TASK OBJECTIVE: With the pictures left out, copy the listing below exactly.

____

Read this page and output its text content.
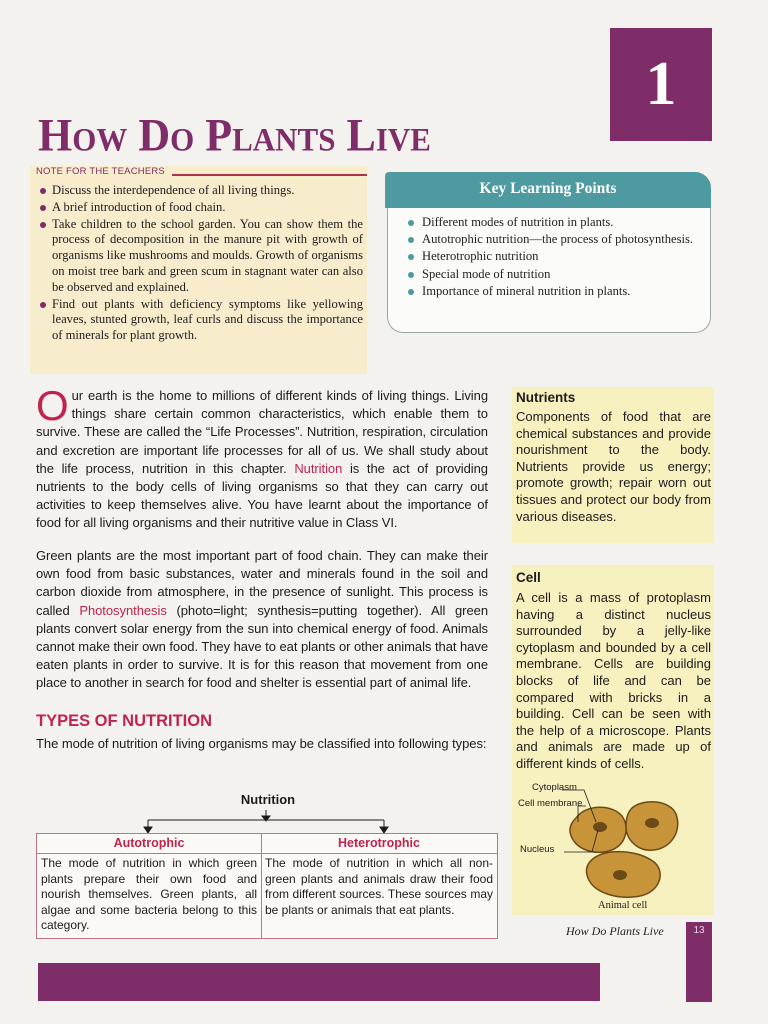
1
How Do Plants Live
NOTE FOR THE TEACHERS
Discuss the interdependence of all living things.
A brief introduction of food chain.
Take children to the school garden. You can show them the process of decomposition in the manure pit with growth of organisms like mushrooms and moulds. Growth of organisms on moist tree bark and green scum in stagnant water can also be observed and explained.
Find out plants with deficiency symptoms like yellowing leaves, stunted growth, leaf curls and discuss the importance of minerals for plant growth.
Key Learning Points
Different modes of nutrition in plants.
Autotrophic nutrition—the process of photosynthesis.
Heterotrophic nutrition
Special mode of nutrition
Importance of mineral nutrition in plants.
Our earth is the home to millions of different kinds of living things. Living things share certain common characteristics, which enable them to survive. These are called the “Life Processes”. Nutrition, respiration, circulation and excretion are important life processes for all of us. We shall study about the life process, nutrition in this chapter. Nutrition is the act of providing nutrients to the body cells of living organisms so that they can carry out activities to keep themselves alive. You have learnt about the importance of food for all living organisms and their nutritive value in Class VI.
Green plants are the most important part of food chain. They can make their own food from basic substances, water and minerals found in the soil and carbon dioxide from atmosphere, in the presence of sunlight. This process is called Photosynthesis (photo=light; synthesis=putting together). All green plants convert solar energy from the sun into chemical energy of food. Animals cannot make their own food. They have to eat plants or other animals that have eaten plants in order to survive. It is for this reason that movement from one place to another in search for food and shelter is essential part of animal life.
TYPES OF NUTRITION
The mode of nutrition of living organisms may be classified into following types:
Nutrition
Autotrophic
The mode of nutrition in which green plants prepare their own food and nourish themselves. Green plants, all algae and some bacteria belong to this category.
Heterotrophic
The mode of nutrition in which all non-green plants and animals draw their food from different sources. These sources may be plants or animals that eat plants.
Nutrients
Components of food that are chemical substances and provide nourishment to the body. Nutrients provide us energy; promote growth; repair worn out tissues and protect our body from various diseases.
Cell
A cell is a mass of protoplasm having a distinct nucleus surrounded by a jelly-like cytoplasm and bounded by a cell membrane. Cells are building blocks of life and can be compared with bricks in a building. Cell can be seen with the help of a microscope. Plants and animals are made up of different kinds of cells.
Cytoplasm
Cell membrane
Nucleus
Animal cell
How Do Plants Live	13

____

EXPECTED ANSWER:
Read this page and output its text content.
1
How Do Plants Live
NOTE FOR THE TEACHERS
Discuss the interdependence of all living things.
A brief introduction of food chain.
Take children to the school garden. You can show them the process of decomposition in the manure pit with growth of organisms like mushrooms and moulds. Growth of organisms on moist tree bark and green scum in stagnant water can also be observed and explained.
Find out plants with deficiency symptoms like yellowing leaves, stunted growth, leaf curls and discuss the importance of minerals for plant growth.
Key Learning Points
Different modes of nutrition in plants.
Autotrophic nutrition—the process of photosynthesis.
Heterotrophic nutrition
Special mode of nutrition
Importance of mineral nutrition in plants.
Our earth is the home to millions of different kinds of living things. Living things share certain common characteristics, which enable them to survive. These are called the “Life Processes”. Nutrition, respiration, circulation and excretion are important life processes for all of us. We shall study about the life process, nutrition in this chapter. Nutrition is the act of providing nutrients to the body cells of living organisms so that they can carry out activities to keep themselves alive. You have learnt about the importance of food for all living organisms and their nutritive value in Class VI.
Green plants are the most important part of food chain. They can make their own food from basic substances, water and minerals found in the soil and carbon dioxide from atmosphere, in the presence of sunlight. This process is called Photosynthesis (photo=light; synthesis=putting together). All green plants convert solar energy from the sun into chemical energy of food. Animals cannot make their own food. They have to eat plants or other animals that have eaten plants in order to survive. It is for this reason that movement from one place to another in search for food and shelter is essential part of animal life.
TYPES OF NUTRITION
The mode of nutrition of living organisms may be classified into following types:
Nutrition
Autotrophic
The mode of nutrition in which green plants prepare their own food and nourish themselves. Green plants, all algae and some bacteria belong to this category.
Heterotrophic
The mode of nutrition in which all non-green plants and animals draw their food from different sources. These sources may be plants or animals that eat plants.
Nutrients
Components of food that are chemical substances and provide nourishment to the body. Nutrients provide us energy; promote growth; repair worn out tissues and protect our body from various diseases.
Cell
A cell is a mass of protoplasm having a distinct nucleus surrounded by a jelly-like cytoplasm and bounded by a cell membrane. Cells are building blocks of life and can be compared with bricks in a building. Cell can be seen with the help of a microscope. Plants and animals are made up of different kinds of cells.
Cytoplasm
Cell membrane
Nucleus
Animal cell
How Do Plants Live	13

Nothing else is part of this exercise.